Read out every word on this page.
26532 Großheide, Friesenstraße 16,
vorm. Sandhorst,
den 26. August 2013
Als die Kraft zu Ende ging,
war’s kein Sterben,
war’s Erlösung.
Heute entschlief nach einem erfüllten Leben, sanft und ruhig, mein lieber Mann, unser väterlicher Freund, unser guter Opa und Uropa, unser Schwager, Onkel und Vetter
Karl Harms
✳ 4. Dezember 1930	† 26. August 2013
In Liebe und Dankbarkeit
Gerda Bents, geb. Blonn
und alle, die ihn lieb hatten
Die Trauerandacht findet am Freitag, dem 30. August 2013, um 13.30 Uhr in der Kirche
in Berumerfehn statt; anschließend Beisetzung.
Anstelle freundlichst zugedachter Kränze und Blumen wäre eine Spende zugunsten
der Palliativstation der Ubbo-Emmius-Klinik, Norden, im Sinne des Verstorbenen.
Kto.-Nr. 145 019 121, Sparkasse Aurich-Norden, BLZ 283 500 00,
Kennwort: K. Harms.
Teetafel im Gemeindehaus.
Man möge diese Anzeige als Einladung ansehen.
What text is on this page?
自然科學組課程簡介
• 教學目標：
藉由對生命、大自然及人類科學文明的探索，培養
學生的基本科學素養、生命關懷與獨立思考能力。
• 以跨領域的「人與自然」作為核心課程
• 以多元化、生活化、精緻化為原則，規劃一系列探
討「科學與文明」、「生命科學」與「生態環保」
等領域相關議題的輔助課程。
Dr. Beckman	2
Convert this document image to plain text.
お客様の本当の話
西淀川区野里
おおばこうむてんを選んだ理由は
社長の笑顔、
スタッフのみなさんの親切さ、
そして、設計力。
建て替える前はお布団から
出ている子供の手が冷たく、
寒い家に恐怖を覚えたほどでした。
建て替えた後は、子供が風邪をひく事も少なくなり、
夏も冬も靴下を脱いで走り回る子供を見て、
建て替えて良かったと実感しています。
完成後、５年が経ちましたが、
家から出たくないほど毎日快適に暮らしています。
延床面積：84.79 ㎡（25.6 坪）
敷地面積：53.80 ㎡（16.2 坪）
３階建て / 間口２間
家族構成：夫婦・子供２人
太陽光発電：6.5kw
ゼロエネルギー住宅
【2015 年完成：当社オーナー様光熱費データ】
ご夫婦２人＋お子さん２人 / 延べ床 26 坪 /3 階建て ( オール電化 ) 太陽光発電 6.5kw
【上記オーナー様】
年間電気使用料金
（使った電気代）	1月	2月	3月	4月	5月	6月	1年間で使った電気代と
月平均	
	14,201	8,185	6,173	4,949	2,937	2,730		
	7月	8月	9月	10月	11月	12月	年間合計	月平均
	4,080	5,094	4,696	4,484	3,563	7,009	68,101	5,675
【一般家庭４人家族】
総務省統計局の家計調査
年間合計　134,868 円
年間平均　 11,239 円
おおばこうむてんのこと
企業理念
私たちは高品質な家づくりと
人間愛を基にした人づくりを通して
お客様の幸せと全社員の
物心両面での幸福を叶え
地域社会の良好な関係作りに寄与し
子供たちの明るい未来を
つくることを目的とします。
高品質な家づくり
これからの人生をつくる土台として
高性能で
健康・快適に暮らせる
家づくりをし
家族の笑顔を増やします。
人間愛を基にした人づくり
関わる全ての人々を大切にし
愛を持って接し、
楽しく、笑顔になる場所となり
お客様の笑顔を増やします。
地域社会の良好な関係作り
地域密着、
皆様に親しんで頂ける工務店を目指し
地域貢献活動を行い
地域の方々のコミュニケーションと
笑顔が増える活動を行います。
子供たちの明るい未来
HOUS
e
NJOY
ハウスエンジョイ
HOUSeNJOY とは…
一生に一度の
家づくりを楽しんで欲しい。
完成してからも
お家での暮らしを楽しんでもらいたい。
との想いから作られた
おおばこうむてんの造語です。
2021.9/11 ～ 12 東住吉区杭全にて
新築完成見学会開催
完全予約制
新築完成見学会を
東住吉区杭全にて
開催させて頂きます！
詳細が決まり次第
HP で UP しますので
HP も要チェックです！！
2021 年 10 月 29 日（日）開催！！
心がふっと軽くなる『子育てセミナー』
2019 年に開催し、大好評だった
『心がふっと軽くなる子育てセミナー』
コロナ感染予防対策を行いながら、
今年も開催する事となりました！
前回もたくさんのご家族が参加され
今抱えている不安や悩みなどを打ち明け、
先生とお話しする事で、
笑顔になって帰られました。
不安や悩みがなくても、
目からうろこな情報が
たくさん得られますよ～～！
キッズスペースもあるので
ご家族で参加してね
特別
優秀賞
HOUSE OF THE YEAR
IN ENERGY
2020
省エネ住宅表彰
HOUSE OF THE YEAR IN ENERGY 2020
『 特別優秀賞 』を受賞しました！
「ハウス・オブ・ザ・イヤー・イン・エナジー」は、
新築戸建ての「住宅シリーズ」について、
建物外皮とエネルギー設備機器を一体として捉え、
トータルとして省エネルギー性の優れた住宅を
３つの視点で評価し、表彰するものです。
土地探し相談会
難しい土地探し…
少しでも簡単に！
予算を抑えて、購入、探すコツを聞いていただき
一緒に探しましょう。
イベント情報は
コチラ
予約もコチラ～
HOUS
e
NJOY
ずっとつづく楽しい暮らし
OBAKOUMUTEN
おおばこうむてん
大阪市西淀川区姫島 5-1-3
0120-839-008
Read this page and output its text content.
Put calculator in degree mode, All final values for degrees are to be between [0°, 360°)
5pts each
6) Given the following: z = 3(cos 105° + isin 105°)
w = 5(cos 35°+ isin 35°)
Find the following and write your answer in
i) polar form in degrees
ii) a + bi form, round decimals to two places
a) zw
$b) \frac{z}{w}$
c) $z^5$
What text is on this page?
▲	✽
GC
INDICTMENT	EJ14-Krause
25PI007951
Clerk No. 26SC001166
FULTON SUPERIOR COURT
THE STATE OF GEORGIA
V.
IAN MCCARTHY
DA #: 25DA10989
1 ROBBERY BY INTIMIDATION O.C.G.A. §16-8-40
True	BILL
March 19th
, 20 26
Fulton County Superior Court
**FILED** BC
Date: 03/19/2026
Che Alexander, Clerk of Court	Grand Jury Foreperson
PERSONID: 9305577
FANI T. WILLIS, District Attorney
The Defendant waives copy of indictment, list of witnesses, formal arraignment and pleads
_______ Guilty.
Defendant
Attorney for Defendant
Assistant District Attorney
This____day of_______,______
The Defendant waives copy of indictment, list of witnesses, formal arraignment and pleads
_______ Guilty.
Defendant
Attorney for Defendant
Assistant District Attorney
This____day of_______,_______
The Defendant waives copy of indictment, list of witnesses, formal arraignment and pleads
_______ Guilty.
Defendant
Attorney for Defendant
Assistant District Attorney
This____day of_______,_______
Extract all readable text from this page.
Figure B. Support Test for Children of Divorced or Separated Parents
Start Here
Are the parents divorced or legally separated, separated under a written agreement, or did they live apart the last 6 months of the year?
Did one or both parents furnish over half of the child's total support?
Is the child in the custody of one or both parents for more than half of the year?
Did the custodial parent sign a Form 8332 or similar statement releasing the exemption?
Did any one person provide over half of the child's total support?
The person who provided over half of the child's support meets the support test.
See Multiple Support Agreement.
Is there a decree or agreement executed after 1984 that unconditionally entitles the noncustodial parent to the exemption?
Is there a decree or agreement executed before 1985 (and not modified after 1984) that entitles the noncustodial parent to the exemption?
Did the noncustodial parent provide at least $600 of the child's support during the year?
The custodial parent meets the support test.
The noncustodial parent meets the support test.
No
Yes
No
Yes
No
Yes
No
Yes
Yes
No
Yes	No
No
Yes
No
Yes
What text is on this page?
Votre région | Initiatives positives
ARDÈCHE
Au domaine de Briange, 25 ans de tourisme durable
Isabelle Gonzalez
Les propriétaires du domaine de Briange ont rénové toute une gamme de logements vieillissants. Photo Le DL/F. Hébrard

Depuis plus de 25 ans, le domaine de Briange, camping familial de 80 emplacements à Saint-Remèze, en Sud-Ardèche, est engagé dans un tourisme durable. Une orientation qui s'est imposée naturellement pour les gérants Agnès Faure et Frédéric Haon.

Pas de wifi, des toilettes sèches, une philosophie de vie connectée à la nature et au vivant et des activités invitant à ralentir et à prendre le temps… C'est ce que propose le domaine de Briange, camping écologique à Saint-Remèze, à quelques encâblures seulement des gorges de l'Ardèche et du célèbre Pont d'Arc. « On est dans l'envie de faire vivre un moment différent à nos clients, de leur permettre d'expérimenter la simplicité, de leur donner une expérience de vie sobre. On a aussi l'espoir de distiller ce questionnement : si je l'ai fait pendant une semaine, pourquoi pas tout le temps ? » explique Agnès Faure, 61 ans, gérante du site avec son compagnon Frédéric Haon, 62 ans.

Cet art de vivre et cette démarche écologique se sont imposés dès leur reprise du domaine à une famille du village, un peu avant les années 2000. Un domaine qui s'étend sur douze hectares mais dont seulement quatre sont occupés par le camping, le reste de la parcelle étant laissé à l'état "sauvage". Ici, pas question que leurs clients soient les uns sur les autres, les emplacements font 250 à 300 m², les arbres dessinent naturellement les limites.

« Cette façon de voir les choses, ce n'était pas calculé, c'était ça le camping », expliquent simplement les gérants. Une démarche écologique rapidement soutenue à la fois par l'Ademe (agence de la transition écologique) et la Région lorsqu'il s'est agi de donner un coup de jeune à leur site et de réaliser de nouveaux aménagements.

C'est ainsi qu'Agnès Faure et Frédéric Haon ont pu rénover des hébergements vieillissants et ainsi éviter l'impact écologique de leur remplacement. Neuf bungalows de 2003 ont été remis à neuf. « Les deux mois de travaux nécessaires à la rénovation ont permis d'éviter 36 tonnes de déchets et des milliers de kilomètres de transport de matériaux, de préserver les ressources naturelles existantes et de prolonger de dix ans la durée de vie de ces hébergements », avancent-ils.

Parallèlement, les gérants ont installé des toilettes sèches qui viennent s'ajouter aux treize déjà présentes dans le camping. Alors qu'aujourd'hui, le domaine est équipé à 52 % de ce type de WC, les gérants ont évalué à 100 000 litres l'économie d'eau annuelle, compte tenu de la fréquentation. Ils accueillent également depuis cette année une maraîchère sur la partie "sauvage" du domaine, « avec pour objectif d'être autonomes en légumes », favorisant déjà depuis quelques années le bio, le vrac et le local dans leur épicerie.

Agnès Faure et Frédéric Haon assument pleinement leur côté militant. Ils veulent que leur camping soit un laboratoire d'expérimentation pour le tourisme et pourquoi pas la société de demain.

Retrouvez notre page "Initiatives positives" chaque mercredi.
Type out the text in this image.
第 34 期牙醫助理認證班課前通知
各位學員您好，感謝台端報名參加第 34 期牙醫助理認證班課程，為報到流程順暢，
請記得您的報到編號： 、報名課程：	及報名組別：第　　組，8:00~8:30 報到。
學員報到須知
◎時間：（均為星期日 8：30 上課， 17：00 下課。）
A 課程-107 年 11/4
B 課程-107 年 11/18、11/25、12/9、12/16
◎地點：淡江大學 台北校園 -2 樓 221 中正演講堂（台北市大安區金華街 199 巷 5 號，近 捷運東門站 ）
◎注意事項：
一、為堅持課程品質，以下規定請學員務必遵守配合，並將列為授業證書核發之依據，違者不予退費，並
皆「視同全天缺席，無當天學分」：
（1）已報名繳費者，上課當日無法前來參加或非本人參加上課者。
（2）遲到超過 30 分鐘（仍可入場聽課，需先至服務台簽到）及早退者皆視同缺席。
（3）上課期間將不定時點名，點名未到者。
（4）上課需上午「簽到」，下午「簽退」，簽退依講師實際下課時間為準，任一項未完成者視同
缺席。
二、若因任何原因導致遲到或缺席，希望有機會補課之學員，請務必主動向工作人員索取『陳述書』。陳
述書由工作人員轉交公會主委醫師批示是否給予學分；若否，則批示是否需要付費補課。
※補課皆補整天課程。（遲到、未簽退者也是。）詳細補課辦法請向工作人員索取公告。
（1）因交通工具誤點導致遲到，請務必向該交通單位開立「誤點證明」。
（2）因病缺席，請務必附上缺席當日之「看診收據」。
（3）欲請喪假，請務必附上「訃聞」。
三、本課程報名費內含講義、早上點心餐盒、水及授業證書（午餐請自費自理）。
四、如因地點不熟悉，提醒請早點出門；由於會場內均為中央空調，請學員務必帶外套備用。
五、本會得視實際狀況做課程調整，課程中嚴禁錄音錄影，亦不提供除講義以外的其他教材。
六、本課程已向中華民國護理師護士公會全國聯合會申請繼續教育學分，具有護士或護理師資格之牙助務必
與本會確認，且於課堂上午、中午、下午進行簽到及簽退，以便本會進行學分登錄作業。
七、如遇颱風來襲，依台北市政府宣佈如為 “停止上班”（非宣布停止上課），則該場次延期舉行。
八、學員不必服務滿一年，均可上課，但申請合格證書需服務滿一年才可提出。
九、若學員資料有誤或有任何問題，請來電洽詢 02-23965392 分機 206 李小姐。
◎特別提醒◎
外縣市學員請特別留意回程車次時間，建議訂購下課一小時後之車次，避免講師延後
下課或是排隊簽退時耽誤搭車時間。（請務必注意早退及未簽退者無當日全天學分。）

------------------------------------------------

Only lines holding the string "page" are wanted; gather each one from the entries above.

Read out every word on this page.
What text is on this page?
Read this page and output its text content.
What text is on this page?
Extract all readable text from this page.
What text is on this page?
Retrouvez notre page "Initiatives positives" chaque mercredi.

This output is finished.